### Task objective
Repeat the listing in full. Nothing may be added or left out.

### Records
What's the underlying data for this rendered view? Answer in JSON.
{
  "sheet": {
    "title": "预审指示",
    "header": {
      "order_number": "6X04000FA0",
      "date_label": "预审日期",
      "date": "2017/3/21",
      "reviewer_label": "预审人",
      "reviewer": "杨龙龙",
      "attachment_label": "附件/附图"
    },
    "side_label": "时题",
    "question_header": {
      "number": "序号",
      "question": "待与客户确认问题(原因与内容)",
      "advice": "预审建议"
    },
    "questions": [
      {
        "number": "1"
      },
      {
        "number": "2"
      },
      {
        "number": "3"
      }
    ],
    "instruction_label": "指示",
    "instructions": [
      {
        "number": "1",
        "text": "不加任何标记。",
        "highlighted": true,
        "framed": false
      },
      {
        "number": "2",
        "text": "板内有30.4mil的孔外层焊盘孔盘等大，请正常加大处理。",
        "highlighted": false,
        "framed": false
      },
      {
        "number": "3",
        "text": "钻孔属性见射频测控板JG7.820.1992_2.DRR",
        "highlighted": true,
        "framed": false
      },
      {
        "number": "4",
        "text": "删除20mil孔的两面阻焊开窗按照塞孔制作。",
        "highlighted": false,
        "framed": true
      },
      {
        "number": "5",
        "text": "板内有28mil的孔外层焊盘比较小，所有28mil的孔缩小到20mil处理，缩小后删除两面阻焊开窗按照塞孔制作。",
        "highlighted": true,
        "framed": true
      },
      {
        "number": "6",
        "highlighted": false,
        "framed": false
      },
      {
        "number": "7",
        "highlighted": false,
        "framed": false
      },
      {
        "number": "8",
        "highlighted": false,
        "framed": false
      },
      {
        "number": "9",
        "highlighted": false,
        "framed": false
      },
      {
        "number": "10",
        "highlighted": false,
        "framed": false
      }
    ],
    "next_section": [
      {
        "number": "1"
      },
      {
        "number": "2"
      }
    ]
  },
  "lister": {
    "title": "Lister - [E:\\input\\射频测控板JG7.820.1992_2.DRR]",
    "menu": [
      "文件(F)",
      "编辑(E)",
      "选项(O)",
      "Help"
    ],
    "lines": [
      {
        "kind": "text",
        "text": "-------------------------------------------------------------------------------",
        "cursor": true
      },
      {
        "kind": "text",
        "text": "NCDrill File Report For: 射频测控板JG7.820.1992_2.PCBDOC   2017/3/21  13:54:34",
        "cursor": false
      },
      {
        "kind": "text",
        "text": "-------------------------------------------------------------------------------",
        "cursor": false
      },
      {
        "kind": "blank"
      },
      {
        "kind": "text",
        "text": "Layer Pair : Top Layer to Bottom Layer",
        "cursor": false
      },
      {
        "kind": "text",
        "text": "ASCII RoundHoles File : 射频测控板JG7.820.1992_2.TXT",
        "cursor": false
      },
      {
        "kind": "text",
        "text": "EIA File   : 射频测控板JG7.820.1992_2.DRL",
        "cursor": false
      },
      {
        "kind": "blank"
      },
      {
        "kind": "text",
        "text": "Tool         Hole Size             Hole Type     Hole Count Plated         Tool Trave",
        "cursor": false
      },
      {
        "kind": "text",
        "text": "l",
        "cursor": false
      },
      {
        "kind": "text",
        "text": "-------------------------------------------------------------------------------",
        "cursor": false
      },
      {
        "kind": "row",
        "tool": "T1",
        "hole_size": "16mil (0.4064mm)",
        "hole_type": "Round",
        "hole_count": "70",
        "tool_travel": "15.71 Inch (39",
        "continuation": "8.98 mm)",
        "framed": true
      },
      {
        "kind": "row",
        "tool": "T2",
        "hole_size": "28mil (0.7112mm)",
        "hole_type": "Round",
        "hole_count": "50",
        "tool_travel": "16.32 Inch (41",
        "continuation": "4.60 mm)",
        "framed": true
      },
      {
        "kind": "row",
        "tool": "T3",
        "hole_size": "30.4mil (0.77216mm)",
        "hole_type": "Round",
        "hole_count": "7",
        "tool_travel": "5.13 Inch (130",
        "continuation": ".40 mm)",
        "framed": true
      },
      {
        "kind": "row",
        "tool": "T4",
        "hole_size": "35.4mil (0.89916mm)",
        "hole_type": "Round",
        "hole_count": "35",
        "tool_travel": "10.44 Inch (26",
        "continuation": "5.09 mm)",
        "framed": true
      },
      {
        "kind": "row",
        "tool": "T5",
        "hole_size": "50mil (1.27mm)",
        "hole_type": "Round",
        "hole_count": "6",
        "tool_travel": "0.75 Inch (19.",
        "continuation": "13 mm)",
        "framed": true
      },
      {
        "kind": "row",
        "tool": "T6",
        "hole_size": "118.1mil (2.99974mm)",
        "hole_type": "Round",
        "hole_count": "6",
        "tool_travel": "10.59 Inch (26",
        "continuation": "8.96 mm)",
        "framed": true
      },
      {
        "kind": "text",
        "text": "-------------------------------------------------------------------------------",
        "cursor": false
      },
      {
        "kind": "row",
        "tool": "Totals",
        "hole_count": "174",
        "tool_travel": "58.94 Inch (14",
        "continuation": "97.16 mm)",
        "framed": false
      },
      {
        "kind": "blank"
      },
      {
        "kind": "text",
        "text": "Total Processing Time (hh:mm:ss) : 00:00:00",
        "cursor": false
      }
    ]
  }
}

### The reply
What's the underlying data for this rendered view? Answer in JSON.
{
  "sheet": {
    "title": "预审指示",
    "header": {
      "order_number": "6X04000FA0",
      "date_label": "预审日期",
      "date": "2017/3/21",
      "reviewer_label": "预审人",
      "reviewer": "杨龙龙",
      "attachment_label": "附件/附图"
    },
    "side_label": "时题",
    "question_header": {
      "number": "序号",
      "question": "待与客户确认问题(原因与内容)",
      "advice": "预审建议"
    },
    "questions": [
      {
        "number": "1"
      },
      {
        "number": "2"
      },
      {
        "number": "3"
      }
    ],
    "instruction_label": "指示",
    "instructions": [
      {
        "number": "1",
        "text": "不加任何标记。",
        "highlighted": true,
        "framed": false
      },
      {
        "number": "2",
        "text": "板内有30.4mil的孔外层焊盘孔盘等大，请正常加大处理。",
        "highlighted": false,
        "framed": false
      },
      {
        "number": "3",
        "text": "钻孔属性见射频测控板JG7.820.1992_2.DRR",
        "highlighted": true,
        "framed": false
      },
      {
        "number": "4",
        "text": "删除20mil孔的两面阻焊开窗按照塞孔制作。",
        "highlighted": false,
        "framed": true
      },
      {
        "number": "5",
        "text": "板内有28mil的孔外层焊盘比较小，所有28mil的孔缩小到20mil处理，缩小后删除两面阻焊开窗按照塞孔制作。",
        "highlighted": true,
        "framed": true
      },
      {
        "number": "6",
        "highlighted": false,
        "framed": false
      },
      {
        "number": "7",
        "highlighted": false,
        "framed": false
      },
      {
        "number": "8",
        "highlighted": false,
        "framed": false
      },
      {
        "number": "9",
        "highlighted": false,
        "framed": false
      },
      {
        "number": "10",
        "highlighted": false,
        "framed": false
      }
    ],
    "next_section": [
      {
        "number": "1"
      },
      {
        "number": "2"
      }
    ]
  },
  "lister": {
    "title": "Lister - [E:\\input\\射频测控板JG7.820.1992_2.DRR]",
    "menu": [
      "文件(F)",
      "编辑(E)",
      "选项(O)",
      "Help"
    ],
    "lines": [
      {
        "kind": "text",
        "text": "-------------------------------------------------------------------------------",
        "cursor": true
      },
      {
        "kind": "text",
        "text": "NCDrill File Report For: 射频测控板JG7.820.1992_2.PCBDOC   2017/3/21  13:54:34",
        "cursor": false
      },
      {
        "kind": "text",
        "text": "-------------------------------------------------------------------------------",
        "cursor": false
      },
      {
        "kind": "blank"
      },
      {
        "kind": "text",
        "text": "Layer Pair : Top Layer to Bottom Layer",
        "cursor": false
      },
      {
        "kind": "text",
        "text": "ASCII RoundHoles File : 射频测控板JG7.820.1992_2.TXT",
        "cursor": false
      },
      {
        "kind": "text",
        "text": "EIA File   : 射频测控板JG7.820.1992_2.DRL",
        "cursor": false
      },
      {
        "kind": "blank"
      },
      {
        "kind": "text",
        "text": "Tool         Hole Size             Hole Type     Hole Count Plated         Tool Trave",
        "cursor": false
      },
      {
        "kind": "text",
        "text": "l",
        "cursor": false
      },
      {
        "kind": "text",
        "text": "-------------------------------------------------------------------------------",
        "cursor": false
      },
      {
        "kind": "row",
        "tool": "T1",
        "hole_size": "16mil (0.4064mm)",
        "hole_type": "Round",
        "hole_count": "70",
        "tool_travel": "15.71 Inch (39",
        "continuation": "8.98 mm)",
        "framed": true
      },
      {
        "kind": "row",
        "tool": "T2",
        "hole_size": "28mil (0.7112mm)",
        "hole_type": "Round",
        "hole_count": "50",
        "tool_travel": "16.32 Inch (41",
        "continuation": "4.60 mm)",
        "framed": true
      },
      {
        "kind": "row",
        "tool": "T3",
        "hole_size": "30.4mil (0.77216mm)",
        "hole_type": "Round",
        "hole_count": "7",
        "tool_travel": "5.13 Inch (130",
        "continuation": ".40 mm)",
        "framed": true
      },
      {
        "kind": "row",
        "tool": "T4",
        "hole_size": "35.4mil (0.89916mm)",
        "hole_type": "Round",
        "hole_count": "35",
        "tool_travel": "10.44 Inch (26",
        "continuation": "5.09 mm)",
        "framed": true
      },
      {
        "kind": "row",
        "tool": "T5",
        "hole_size": "50mil (1.27mm)",
        "hole_type": "Round",
        "hole_count": "6",
        "tool_travel": "0.75 Inch (19.",
        "continuation": "13 mm)",
        "framed": true
      },
      {
        "kind": "row",
        "tool": "T6",
        "hole_size": "118.1mil (2.99974mm)",
        "hole_type": "Round",
        "hole_count": "6",
        "tool_travel": "10.59 Inch (26",
        "continuation": "8.96 mm)",
        "framed": true
      },
      {
        "kind": "text",
        "text": "-------------------------------------------------------------------------------",
        "cursor": false
      },
      {
        "kind": "row",
        "tool": "Totals",
        "hole_count": "174",
        "tool_travel": "58.94 Inch (14",
        "continuation": "97.16 mm)",
        "framed": false
      },
      {
        "kind": "blank"
      },
      {
        "kind": "text",
        "text": "Total Processing Time (hh:mm:ss) : 00:00:00",
        "cursor": false
      }
    ]
  }
}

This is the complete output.